■ TEXT EXCERPT:
╭──
Just yesterday, we reported that Instagram had patched a critical API vulnerability that allowed the attacker to access phone numbers and email addresses for high-profile verified accounts.
However, Instagram hack now appears to be more serious than initially reported.
The suspected Instagram hacker has launched Doxagram, an Instagram lookup service, where anyone can search for stolen information only for $10 per account.
A security researcher from Kaspersky Labs, who also found the same vulnerability and reported it to Instagram, told The Hacker News that the issue actually resided in the Instagram’s mobile API, specifically in the password reset option, which apparently exposed mobile numbers and email addresses of the users in the JSON response—but not passwords.
Instagram has not confirmed the hacker’s claims yet, but the company said Friday it is investigating the data breach.
The news comes three days after an unknown hacker hijacked most-followed-account on Instagram belonged to Selena Gomez—with over 125 Million followers—and posted her ex-boyfriend Justin Bieber’s full-frontal nude photographs.
╰──
■ SOURCE DATA:
╭──
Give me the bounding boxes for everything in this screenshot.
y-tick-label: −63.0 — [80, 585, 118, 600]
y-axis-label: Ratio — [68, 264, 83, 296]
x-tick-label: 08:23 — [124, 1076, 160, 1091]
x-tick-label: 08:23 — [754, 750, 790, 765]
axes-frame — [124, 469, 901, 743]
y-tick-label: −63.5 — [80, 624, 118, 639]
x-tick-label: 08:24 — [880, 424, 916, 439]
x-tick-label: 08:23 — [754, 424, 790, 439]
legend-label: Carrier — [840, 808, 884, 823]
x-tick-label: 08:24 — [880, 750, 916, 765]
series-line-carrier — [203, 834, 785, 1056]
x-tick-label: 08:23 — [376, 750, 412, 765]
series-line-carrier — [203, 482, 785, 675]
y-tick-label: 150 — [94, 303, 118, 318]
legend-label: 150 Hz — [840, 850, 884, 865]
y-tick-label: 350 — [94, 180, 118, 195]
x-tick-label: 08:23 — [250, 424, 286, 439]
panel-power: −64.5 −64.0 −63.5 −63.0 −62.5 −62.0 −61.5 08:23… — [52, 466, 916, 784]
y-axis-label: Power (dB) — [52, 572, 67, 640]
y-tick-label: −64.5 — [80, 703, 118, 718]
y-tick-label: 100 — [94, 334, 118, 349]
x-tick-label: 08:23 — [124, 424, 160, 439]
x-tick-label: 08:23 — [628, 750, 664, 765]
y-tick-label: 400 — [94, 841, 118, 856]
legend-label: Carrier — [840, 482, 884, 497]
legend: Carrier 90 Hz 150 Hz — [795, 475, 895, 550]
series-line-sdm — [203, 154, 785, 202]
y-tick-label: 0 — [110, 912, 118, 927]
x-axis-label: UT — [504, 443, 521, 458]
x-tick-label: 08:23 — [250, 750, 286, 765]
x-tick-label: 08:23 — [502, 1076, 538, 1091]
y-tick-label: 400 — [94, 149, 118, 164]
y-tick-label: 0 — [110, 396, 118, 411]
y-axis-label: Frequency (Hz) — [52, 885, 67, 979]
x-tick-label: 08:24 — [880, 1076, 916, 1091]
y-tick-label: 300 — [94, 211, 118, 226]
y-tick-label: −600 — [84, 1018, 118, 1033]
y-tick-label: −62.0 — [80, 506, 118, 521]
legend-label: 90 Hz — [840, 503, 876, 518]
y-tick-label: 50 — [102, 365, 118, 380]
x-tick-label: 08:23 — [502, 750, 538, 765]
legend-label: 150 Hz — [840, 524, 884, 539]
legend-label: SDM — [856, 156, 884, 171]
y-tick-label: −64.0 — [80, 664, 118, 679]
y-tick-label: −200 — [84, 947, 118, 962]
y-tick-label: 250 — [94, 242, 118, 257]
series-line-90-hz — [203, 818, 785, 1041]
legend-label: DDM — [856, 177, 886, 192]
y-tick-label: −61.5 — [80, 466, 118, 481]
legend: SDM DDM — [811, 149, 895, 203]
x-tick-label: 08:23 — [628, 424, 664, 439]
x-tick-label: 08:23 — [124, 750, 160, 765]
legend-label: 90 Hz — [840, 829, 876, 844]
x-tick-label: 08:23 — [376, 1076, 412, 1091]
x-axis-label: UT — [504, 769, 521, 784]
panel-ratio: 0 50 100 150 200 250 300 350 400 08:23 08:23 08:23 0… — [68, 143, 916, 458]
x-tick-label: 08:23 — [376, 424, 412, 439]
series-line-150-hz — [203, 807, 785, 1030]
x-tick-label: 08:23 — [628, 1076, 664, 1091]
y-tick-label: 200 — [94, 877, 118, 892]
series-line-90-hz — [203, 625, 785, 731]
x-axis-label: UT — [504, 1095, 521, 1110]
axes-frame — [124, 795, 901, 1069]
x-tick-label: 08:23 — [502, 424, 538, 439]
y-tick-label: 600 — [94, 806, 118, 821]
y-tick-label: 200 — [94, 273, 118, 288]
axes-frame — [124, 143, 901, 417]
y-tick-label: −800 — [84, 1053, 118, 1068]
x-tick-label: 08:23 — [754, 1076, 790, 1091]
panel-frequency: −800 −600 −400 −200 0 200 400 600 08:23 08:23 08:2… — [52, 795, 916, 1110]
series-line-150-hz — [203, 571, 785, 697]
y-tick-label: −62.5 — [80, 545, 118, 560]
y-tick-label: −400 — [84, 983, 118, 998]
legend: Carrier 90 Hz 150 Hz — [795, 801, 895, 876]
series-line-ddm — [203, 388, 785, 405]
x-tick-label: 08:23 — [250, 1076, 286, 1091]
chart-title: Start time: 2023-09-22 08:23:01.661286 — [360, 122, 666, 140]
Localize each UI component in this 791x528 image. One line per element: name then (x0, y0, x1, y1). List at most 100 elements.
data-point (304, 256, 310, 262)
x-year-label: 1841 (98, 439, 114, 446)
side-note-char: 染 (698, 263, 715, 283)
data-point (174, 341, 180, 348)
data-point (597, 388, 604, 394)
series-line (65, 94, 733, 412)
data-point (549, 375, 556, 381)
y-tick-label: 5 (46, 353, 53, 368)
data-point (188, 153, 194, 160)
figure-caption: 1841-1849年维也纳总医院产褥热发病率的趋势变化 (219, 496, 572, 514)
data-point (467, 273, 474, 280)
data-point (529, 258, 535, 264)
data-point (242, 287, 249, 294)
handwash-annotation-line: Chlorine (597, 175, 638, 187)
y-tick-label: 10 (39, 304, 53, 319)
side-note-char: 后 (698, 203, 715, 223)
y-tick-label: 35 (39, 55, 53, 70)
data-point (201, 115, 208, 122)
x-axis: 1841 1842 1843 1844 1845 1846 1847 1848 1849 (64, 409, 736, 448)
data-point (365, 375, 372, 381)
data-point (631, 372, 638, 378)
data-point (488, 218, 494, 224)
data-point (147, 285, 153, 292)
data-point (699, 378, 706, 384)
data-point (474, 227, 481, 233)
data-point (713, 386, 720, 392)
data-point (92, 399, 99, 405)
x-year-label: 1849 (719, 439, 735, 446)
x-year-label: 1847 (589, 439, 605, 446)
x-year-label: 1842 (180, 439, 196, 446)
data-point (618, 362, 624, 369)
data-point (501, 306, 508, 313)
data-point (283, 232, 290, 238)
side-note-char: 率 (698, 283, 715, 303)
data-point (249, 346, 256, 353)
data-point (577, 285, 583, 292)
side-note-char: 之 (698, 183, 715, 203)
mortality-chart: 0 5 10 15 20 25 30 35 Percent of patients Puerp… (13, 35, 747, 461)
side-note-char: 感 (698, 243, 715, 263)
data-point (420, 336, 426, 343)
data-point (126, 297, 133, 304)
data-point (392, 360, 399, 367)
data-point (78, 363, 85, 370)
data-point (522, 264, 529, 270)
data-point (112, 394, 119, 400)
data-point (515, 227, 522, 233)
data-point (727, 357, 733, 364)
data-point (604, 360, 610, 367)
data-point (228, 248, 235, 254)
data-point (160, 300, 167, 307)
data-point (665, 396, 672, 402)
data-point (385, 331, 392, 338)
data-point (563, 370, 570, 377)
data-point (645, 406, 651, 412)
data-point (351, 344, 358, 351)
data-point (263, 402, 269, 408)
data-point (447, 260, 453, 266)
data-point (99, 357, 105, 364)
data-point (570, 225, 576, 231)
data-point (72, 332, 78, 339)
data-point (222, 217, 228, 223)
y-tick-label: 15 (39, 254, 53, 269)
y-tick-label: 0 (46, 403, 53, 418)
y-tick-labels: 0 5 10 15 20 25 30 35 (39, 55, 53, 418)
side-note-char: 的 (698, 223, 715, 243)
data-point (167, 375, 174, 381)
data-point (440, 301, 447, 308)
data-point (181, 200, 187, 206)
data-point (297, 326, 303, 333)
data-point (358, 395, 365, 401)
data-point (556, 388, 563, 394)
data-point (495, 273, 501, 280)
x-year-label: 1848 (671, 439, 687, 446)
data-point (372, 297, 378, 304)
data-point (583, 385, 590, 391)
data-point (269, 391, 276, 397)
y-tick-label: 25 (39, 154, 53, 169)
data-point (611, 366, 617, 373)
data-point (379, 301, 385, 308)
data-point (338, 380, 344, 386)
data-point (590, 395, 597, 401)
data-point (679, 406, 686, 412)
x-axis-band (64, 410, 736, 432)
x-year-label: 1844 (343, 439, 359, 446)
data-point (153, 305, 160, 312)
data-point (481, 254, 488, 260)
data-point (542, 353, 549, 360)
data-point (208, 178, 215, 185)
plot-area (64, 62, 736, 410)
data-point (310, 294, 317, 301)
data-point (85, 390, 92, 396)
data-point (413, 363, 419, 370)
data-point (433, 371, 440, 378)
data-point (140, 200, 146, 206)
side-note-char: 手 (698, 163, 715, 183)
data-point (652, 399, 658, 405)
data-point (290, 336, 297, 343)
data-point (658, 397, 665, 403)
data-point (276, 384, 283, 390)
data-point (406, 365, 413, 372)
╰──
■ EXERCISE BRIEF: Extend the news report on the Instagram API breach and the Doxagram lookup service, starting right after its last sentence about the hijacked Selena Gomez account.

■ RESULT OF THIS TASK:
The company had already notified all of its verified users of the issue via emails and also encouraged them to be cautious if they receive any suspicious or unrecognised phone call, text message, or email.
With email addresses and phone numbers in hand, the hacker’s next step could be used the stolen info in tandem with social engineering techniques to gain access to verified Instagram accounts and post on their behalves in order to embarrass them.
Instagram users are also highly recommended to enable two-factor authentication on their accounts and always secure them with a robust and different password.
Additionally, avoid clicking on suspicious links and attachments you receive in an email and providing your personal or financial details without verifying the source properly.